## Exercise goal
All the data must come back unchanged, except that pictures are left out.

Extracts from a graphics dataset
"""

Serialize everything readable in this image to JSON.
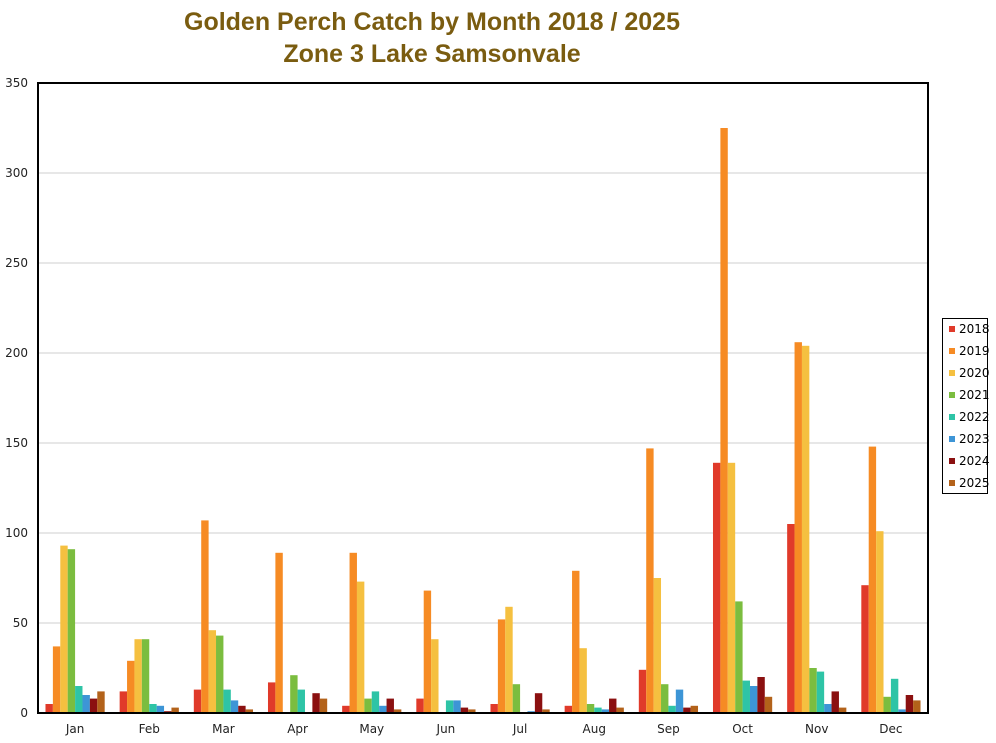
{
  "chart_data": {
    "type": "bar",
    "title": "Golden Perch Catch by Month 2018 / 2025",
    "subtitle": "Zone 3 Lake Samsonvale",
    "xlabel": "",
    "ylabel": "",
    "ylim": [
      0,
      350
    ],
    "yticks": [
      0,
      50,
      100,
      150,
      200,
      250,
      300,
      350
    ],
    "grid": true,
    "legend_position": "right",
    "categories": [
      "Jan",
      "Feb",
      "Mar",
      "Apr",
      "May",
      "Jun",
      "Jul",
      "Aug",
      "Sep",
      "Oct",
      "Nov",
      "Dec"
    ],
    "series": [
      {
        "name": "2018",
        "color": "#e03a2a",
        "values": [
          5,
          12,
          13,
          17,
          4,
          8,
          5,
          4,
          24,
          139,
          105,
          71
        ]
      },
      {
        "name": "2019",
        "color": "#f68b24",
        "values": [
          37,
          29,
          107,
          89,
          89,
          68,
          52,
          79,
          147,
          325,
          206,
          148
        ]
      },
      {
        "name": "2020",
        "color": "#f5c040",
        "values": [
          93,
          41,
          46,
          0,
          73,
          41,
          59,
          36,
          75,
          139,
          204,
          101
        ]
      },
      {
        "name": "2021",
        "color": "#7bbd3f",
        "values": [
          91,
          41,
          43,
          21,
          8,
          0,
          16,
          5,
          16,
          62,
          25,
          9
        ]
      },
      {
        "name": "2022",
        "color": "#2ec4a6",
        "values": [
          15,
          5,
          13,
          13,
          12,
          7,
          0,
          3,
          4,
          18,
          23,
          19
        ]
      },
      {
        "name": "2023",
        "color": "#3d95d6",
        "values": [
          10,
          4,
          7,
          0,
          4,
          7,
          1,
          2,
          13,
          15,
          5,
          2
        ]
      },
      {
        "name": "2024",
        "color": "#8b1010",
        "values": [
          8,
          1,
          4,
          11,
          8,
          3,
          11,
          8,
          3,
          20,
          12,
          10
        ]
      },
      {
        "name": "2025",
        "color": "#b3621a",
        "values": [
          12,
          3,
          2,
          8,
          2,
          2,
          2,
          3,
          4,
          9,
          3,
          7
        ]
      }
    ]
  }
}
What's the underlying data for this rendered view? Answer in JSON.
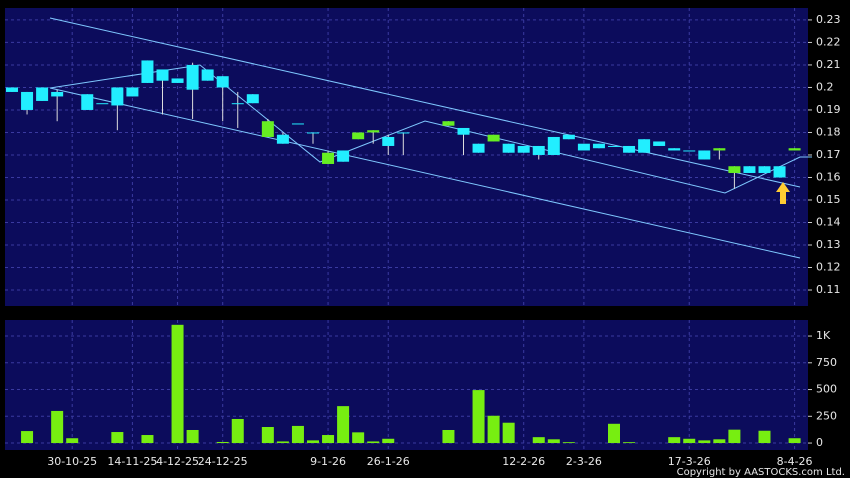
{
  "chart_data": [
    {
      "type": "candlestick",
      "categories": [
        null,
        null,
        null,
        null,
        "30-10-25",
        null,
        null,
        null,
        "14-11-25",
        null,
        null,
        "4-12-25",
        null,
        null,
        "24-12-25",
        null,
        null,
        null,
        null,
        null,
        null,
        "9-1-26",
        null,
        null,
        null,
        "26-1-26",
        null,
        null,
        null,
        null,
        null,
        null,
        null,
        null,
        "12-2-26",
        null,
        null,
        null,
        "2-3-26",
        null,
        null,
        null,
        null,
        null,
        null,
        "17-3-26",
        null,
        null,
        null,
        null,
        null,
        null,
        "8-4-26"
      ],
      "open": [
        0.2,
        0.198,
        0.2,
        0.198,
        null,
        0.197,
        0.193,
        0.2,
        0.2,
        0.212,
        0.208,
        0.204,
        0.21,
        0.208,
        0.205,
        0.193,
        0.197,
        0.178,
        0.179,
        0.184,
        0.18,
        0.166,
        0.172,
        0.177,
        0.18,
        0.178,
        0.18,
        null,
        null,
        0.183,
        0.182,
        0.175,
        0.176,
        0.175,
        0.174,
        0.174,
        0.178,
        0.179,
        0.175,
        0.175,
        0.174,
        0.174,
        0.177,
        0.176,
        0.173,
        0.172,
        0.172,
        0.172,
        0.162,
        0.165,
        0.165,
        0.165,
        0.172
      ],
      "high": [
        0.2,
        0.198,
        0.2,
        0.199,
        null,
        0.197,
        0.193,
        0.2,
        0.2,
        0.212,
        0.208,
        0.204,
        0.211,
        0.208,
        0.205,
        0.198,
        0.197,
        0.186,
        0.18,
        0.184,
        0.18,
        0.172,
        0.172,
        0.18,
        0.181,
        0.179,
        0.18,
        null,
        null,
        0.185,
        0.182,
        0.175,
        0.179,
        0.175,
        0.174,
        0.174,
        0.178,
        0.179,
        0.175,
        0.175,
        0.174,
        0.174,
        0.177,
        0.176,
        0.173,
        0.172,
        0.172,
        0.173,
        0.165,
        0.165,
        0.165,
        0.165,
        0.173
      ],
      "low": [
        0.198,
        0.188,
        0.194,
        0.185,
        null,
        0.19,
        0.193,
        0.181,
        0.196,
        0.202,
        0.188,
        0.202,
        0.186,
        0.203,
        0.185,
        0.182,
        0.193,
        0.178,
        0.175,
        0.184,
        0.175,
        0.166,
        0.167,
        0.177,
        0.175,
        0.17,
        0.17,
        null,
        null,
        0.183,
        0.17,
        0.171,
        0.176,
        0.171,
        0.171,
        0.168,
        0.17,
        0.177,
        0.172,
        0.173,
        0.174,
        0.171,
        0.171,
        0.174,
        0.172,
        0.172,
        0.168,
        0.168,
        0.155,
        0.162,
        0.162,
        0.16,
        0.172
      ],
      "close": [
        0.198,
        0.19,
        0.194,
        0.196,
        null,
        0.19,
        0.193,
        0.192,
        0.196,
        0.202,
        0.203,
        0.202,
        0.199,
        0.203,
        0.2,
        0.193,
        0.193,
        0.185,
        0.175,
        0.184,
        0.18,
        0.171,
        0.167,
        0.18,
        0.181,
        0.174,
        0.18,
        null,
        null,
        0.185,
        0.179,
        0.171,
        0.179,
        0.171,
        0.171,
        0.17,
        0.17,
        0.177,
        0.172,
        0.173,
        0.174,
        0.171,
        0.171,
        0.174,
        0.172,
        0.172,
        0.168,
        0.173,
        0.165,
        0.162,
        0.162,
        0.16,
        0.173
      ],
      "up_color": "#66ee22",
      "down_color": "#22eeff",
      "ylim": [
        0.1029,
        0.2353
      ],
      "yticks": [
        0.11,
        0.12,
        0.13,
        0.14,
        0.15,
        0.16,
        0.17,
        0.18,
        0.19,
        0.2,
        0.21,
        0.22,
        0.23
      ],
      "grid": true
    },
    {
      "type": "bar",
      "values": [
        0,
        112,
        0,
        300,
        45,
        0,
        0,
        103,
        0,
        75,
        0,
        1105,
        122,
        0,
        10,
        225,
        0,
        150,
        15,
        160,
        25,
        75,
        345,
        100,
        15,
        40,
        0,
        0,
        0,
        122,
        0,
        495,
        255,
        190,
        0,
        55,
        35,
        8,
        0,
        0,
        180,
        8,
        0,
        0,
        55,
        40,
        25,
        35,
        125,
        0,
        115,
        0,
        45
      ],
      "color": "#77ee11",
      "ylim": [
        -65,
        1150
      ],
      "yticks": [
        0,
        250,
        500,
        750,
        {
          "value": 1000,
          "label": "1K"
        }
      ],
      "grid": true
    }
  ],
  "footer": "Copyright by AASTOCKS.com Ltd."
}
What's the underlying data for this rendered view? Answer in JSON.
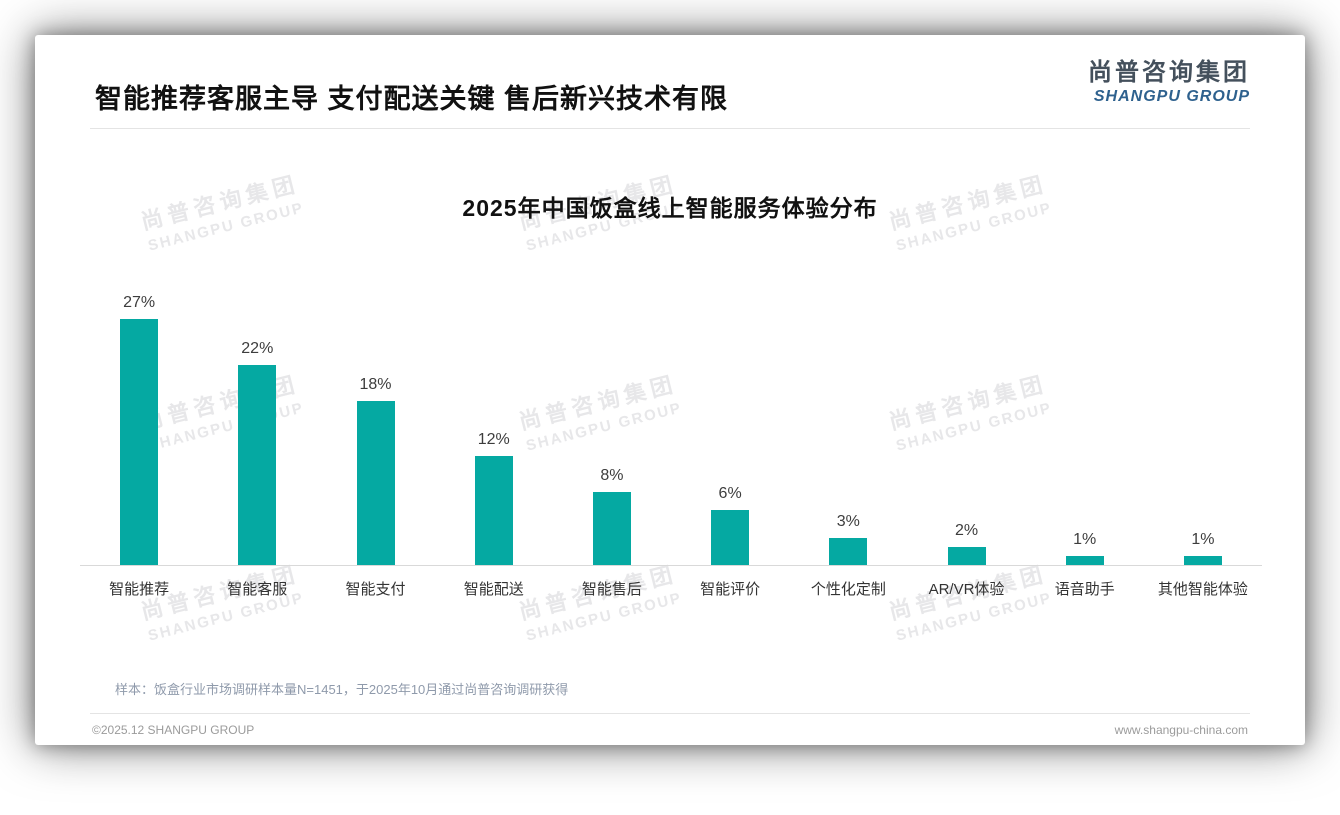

"""

## Answer to this task
Serialize everything readable in this image to JSON.
{
  "chart_data": {
    "type": "bar",
    "title": "Golden Perch Catch by Month 2018 / 2025",
    "subtitle": "Zone 3 Lake Samsonvale",
    "xlabel": "",
    "ylabel": "",
    "ylim": [
      0,
      350
    ],
    "yticks": [
      0,
      50,
      100,
      150,
      200,
      250,
      300,
      350
    ],
    "grid": true,
    "legend_position": "right",
    "categories": [
      "Jan",
      "Feb",
      "Mar",
      "Apr",
      "May",
      "Jun",
      "Jul",
      "Aug",
      "Sep",
      "Oct",
      "Nov",
      "Dec"
    ],
    "series": [
      {
        "name": "2018",
        "color": "#e03a2a",
        "values": [
          5,
          12,
          13,
          17,
          4,
          8,
          5,
          4,
          24,
          139,
          105,
          71
        ]
      },
      {
        "name": "2019",
        "color": "#f68b24",
        "values": [
          37,
          29,
          107,
          89,
          89,
          68,
          52,
          79,
          147,
          325,
          206,
          148
        ]
      },
      {
        "name": "2020",
        "color": "#f5c040",
        "values": [
          93,
          41,
          46,
          0,
          73,
          41,
          59,
          36,
          75,
          139,
          204,
          101
        ]
      },
      {
        "name": "2021",
        "color": "#7bbd3f",
        "values": [
          91,
          41,
          43,
          21,
          8,
          0,
          16,
          5,
          16,
          62,
          25,
          9
        ]
      },
      {
        "name": "2022",
        "color": "#2ec4a6",
        "values": [
          15,
          5,
          13,
          13,
          12,
          7,
          0,
          3,
          4,
          18,
          23,
          19
        ]
      },
      {
        "name": "2023",
        "color": "#3d95d6",
        "values": [
          10,
          4,
          7,
          0,
          4,
          7,
          1,
          2,
          13,
          15,
          5,
          2
        ]
      },
      {
        "name": "2024",
        "color": "#8b1010",
        "values": [
          8,
          1,
          4,
          11,
          8,
          3,
          11,
          8,
          3,
          20,
          12,
          10
        ]
      },
      {
        "name": "2025",
        "color": "#b3621a",
        "values": [
          12,
          3,
          2,
          8,
          2,
          2,
          2,
          3,
          4,
          9,
          3,
          7
        ]
      }
    ]
  }
}
What's the underlying data for this rendered view? Answer in JSON.
{
  "chart_data": [
    {
      "type": "candlestick",
      "categories": [
        null,
        null,
        null,
        null,
        "30-10-25",
        null,
        null,
        null,
        "14-11-25",
        null,
        null,
        "4-12-25",
        null,
        null,
        "24-12-25",
        null,
        null,
        null,
        null,
        null,
        null,
        "9-1-26",
        null,
        null,
        null,
        "26-1-26",
        null,
        null,
        null,
        null,
        null,
        null,
        null,
        null,
        "12-2-26",
        null,
        null,
        null,
        "2-3-26",
        null,
        null,
        null,
        null,
        null,
        null,
        "17-3-26",
        null,
        null,
        null,
        null,
        null,
        null,
        "8-4-26"
      ],
      "open": [
        0.2,
        0.198,
        0.2,
        0.198,
        null,
        0.197,
        0.193,
        0.2,
        0.2,
        0.212,
        0.208,
        0.204,
        0.21,
        0.208,
        0.205,
        0.193,
        0.197,
        0.178,
        0.179,
        0.184,
        0.18,
        0.166,
        0.172,
        0.177,
        0.18,
        0.178,
        0.18,
        null,
        null,
        0.183,
        0.182,
        0.175,
        0.176,
        0.175,
        0.174,
        0.174,
        0.178,
        0.179,
        0.175,
        0.175,
        0.174,
        0.174,
        0.177,
        0.176,
        0.173,
        0.172,
        0.172,
        0.172,
        0.162,
        0.165,
        0.165,
        0.165,
        0.172
      ],
      "high": [
        0.2,
        0.198,
        0.2,
        0.199,
        null,
        0.197,
        0.193,
        0.2,
        0.2,
        0.212,
        0.208,
        0.204,
        0.211,
        0.208,
        0.205,
        0.198,
        0.197,
        0.186,
        0.18,
        0.184,
        0.18,
        0.172,
        0.172,
        0.18,
        0.181,
        0.179,
        0.18,
        null,
        null,
        0.185,
        0.182,
        0.175,
        0.179,
        0.175,
        0.174,
        0.174,
        0.178,
        0.179,
        0.175,
        0.175,
        0.174,
        0.174,
        0.177,
        0.176,
        0.173,
        0.172,
        0.172,
        0.173,
        0.165,
        0.165,
        0.165,
        0.165,
        0.173
      ],
      "low": [
        0.198,
        0.188,
        0.194,
        0.185,
        null,
        0.19,
        0.193,
        0.181,
        0.196,
        0.202,
        0.188,
        0.202,
        0.186,
        0.203,
        0.185,
        0.182,
        0.193,
        0.178,
        0.175,
        0.184,
        0.175,
        0.166,
        0.167,
        0.177,
        0.175,
        0.17,
        0.17,
        null,
        null,
        0.183,
        0.17,
        0.171,
        0.176,
        0.171,
        0.171,
        0.168,
        0.17,
        0.177,
        0.172,
        0.173,
        0.174,
        0.171,
        0.171,
        0.174,
        0.172,
        0.172,
        0.168,
        0.168,
        0.155,
        0.162,
        0.162,
        0.16,
        0.172
      ],
      "close": [
        0.198,
        0.19,
        0.194,
        0.196,
        null,
        0.19,
        0.193,
        0.192,
        0.196,
        0.202,
        0.203,
        0.202,
        0.199,
        0.203,
        0.2,
        0.193,
        0.193,
        0.185,
        0.175,
        0.184,
        0.18,
        0.171,
        0.167,
        0.18,
        0.181,
        0.174,
        0.18,
        null,
        null,
        0.185,
        0.179,
        0.171,
        0.179,
        0.171,
        0.171,
        0.17,
        0.17,
        0.177,
        0.172,
        0.173,
        0.174,
        0.171,
        0.171,
        0.174,
        0.172,
        0.172,
        0.168,
        0.173,
        0.165,
        0.162,
        0.162,
        0.16,
        0.173
      ],
      "up_color": "#66ee22",
      "down_color": "#22eeff",
      "ylim": [
        0.1029,
        0.2353
      ],
      "yticks": [
        0.11,
        0.12,
        0.13,
        0.14,
        0.15,
        0.16,
        0.17,
        0.18,
        0.19,
        0.2,
        0.21,
        0.22,
        0.23
      ],
      "grid": true
    },
    {
      "type": "bar",
      "values": [
        0,
        112,
        0,
        300,
        45,
        0,
        0,
        103,
        0,
        75,
        0,
        1105,
        122,
        0,
        10,
        225,
        0,
        150,
        15,
        160,
        25,
        75,
        345,
        100,
        15,
        40,
        0,
        0,
        0,
        122,
        0,
        495,
        255,
        190,
        0,
        55,
        35,
        8,
        0,
        0,
        180,
        8,
        0,
        0,
        55,
        40,
        25,
        35,
        125,
        0,
        115,
        0,
        45
      ],
      "color": "#77ee11",
      "ylim": [
        -65,
        1150
      ],
      "yticks": [
        0,
        250,
        500,
        750,
        {
          "value": 1000,
          "label": "1K"
        }
      ],
      "grid": true
    }
  ],
  "footer": "Copyright by AASTOCKS.com Ltd."
}
What's the underlying data for this rendered view? Answer in JSON.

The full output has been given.